::: Information shown

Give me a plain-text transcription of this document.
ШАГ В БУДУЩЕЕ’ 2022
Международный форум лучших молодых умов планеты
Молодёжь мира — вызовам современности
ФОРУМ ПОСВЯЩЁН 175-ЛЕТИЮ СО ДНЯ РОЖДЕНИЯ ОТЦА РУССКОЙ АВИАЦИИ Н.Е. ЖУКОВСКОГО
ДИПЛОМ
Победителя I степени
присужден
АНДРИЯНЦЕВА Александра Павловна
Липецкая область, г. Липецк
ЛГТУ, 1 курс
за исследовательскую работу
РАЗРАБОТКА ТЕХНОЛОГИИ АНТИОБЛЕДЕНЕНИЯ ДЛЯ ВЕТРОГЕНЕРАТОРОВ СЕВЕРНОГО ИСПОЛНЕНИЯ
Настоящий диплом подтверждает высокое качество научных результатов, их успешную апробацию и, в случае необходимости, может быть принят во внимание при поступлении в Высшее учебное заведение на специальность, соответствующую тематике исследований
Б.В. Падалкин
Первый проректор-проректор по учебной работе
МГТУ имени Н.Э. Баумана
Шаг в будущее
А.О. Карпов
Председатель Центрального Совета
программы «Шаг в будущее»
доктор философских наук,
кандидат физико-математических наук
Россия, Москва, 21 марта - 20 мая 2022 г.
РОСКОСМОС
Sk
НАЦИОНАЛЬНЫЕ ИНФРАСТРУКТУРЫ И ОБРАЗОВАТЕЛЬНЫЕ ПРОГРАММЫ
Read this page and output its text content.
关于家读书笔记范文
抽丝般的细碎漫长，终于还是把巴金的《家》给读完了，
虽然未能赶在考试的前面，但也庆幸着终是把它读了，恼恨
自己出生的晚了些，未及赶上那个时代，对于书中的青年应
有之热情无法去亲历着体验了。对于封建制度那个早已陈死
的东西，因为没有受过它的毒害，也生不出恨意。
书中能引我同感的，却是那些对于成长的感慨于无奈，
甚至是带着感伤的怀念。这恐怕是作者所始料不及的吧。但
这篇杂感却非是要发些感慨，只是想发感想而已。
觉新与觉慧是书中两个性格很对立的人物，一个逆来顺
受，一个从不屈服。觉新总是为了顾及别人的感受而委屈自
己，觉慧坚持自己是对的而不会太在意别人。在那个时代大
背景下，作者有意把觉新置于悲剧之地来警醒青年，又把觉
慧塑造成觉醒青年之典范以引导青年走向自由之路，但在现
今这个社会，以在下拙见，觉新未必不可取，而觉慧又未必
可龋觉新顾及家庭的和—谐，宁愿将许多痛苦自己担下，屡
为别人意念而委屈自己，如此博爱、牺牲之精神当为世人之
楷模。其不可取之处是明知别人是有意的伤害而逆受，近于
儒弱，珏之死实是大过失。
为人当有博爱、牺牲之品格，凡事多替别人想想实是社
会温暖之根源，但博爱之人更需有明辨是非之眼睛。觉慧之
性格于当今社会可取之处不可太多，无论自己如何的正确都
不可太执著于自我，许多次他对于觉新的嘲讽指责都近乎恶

::::::

What to work on. Reproduce every record above exactly as it appears.

Finished answer.
Give me a plain-text transcription of this document.
ШАГ В БУДУЩЕЕ’ 2022
Международный форум лучших молодых умов планеты
Молодёжь мира — вызовам современности
ФОРУМ ПОСВЯЩЁН 175-ЛЕТИЮ СО ДНЯ РОЖДЕНИЯ ОТЦА РУССКОЙ АВИАЦИИ Н.Е. ЖУКОВСКОГО
ДИПЛОМ
Победителя I степени
присужден
АНДРИЯНЦЕВА Александра Павловна
Липецкая область, г. Липецк
ЛГТУ, 1 курс
за исследовательскую работу
РАЗРАБОТКА ТЕХНОЛОГИИ АНТИОБЛЕДЕНЕНИЯ ДЛЯ ВЕТРОГЕНЕРАТОРОВ СЕВЕРНОГО ИСПОЛНЕНИЯ
Настоящий диплом подтверждает высокое качество научных результатов, их успешную апробацию и, в случае необходимости, может быть принят во внимание при поступлении в Высшее учебное заведение на специальность, соответствующую тематике исследований
Б.В. Падалкин
Первый проректор-проректор по учебной работе
МГТУ имени Н.Э. Баумана
Шаг в будущее
А.О. Карпов
Председатель Центрального Совета
программы «Шаг в будущее»
доктор философских наук,
кандидат физико-математических наук
Россия, Москва, 21 марта - 20 мая 2022 г.
РОСКОСМОС
Sk
НАЦИОНАЛЬНЫЕ ИНФРАСТРУКТУРЫ И ОБРАЗОВАТЕЛЬНЫЕ ПРОГРАММЫ
Read this page and output its text content.
关于家读书笔记范文
抽丝般的细碎漫长，终于还是把巴金的《家》给读完了，
虽然未能赶在考试的前面，但也庆幸着终是把它读了，恼恨
自己出生的晚了些，未及赶上那个时代，对于书中的青年应
有之热情无法去亲历着体验了。对于封建制度那个早已陈死
的东西，因为没有受过它的毒害，也生不出恨意。
书中能引我同感的，却是那些对于成长的感慨于无奈，
甚至是带着感伤的怀念。这恐怕是作者所始料不及的吧。但
这篇杂感却非是要发些感慨，只是想发感想而已。
觉新与觉慧是书中两个性格很对立的人物，一个逆来顺
受，一个从不屈服。觉新总是为了顾及别人的感受而委屈自
己，觉慧坚持自己是对的而不会太在意别人。在那个时代大
背景下，作者有意把觉新置于悲剧之地来警醒青年，又把觉
慧塑造成觉醒青年之典范以引导青年走向自由之路，但在现
今这个社会，以在下拙见，觉新未必不可取，而觉慧又未必
可龋觉新顾及家庭的和—谐，宁愿将许多痛苦自己担下，屡
为别人意念而委屈自己，如此博爱、牺牲之精神当为世人之
楷模。其不可取之处是明知别人是有意的伤害而逆受，近于
儒弱，珏之死实是大过失。
为人当有博爱、牺牲之品格，凡事多替别人想想实是社
会温暖之根源，但博爱之人更需有明辨是非之眼睛。觉慧之
性格于当今社会可取之处不可太多，无论自己如何的正确都
不可太执著于自我，许多次他对于觉新的嘲讽指责都近乎恶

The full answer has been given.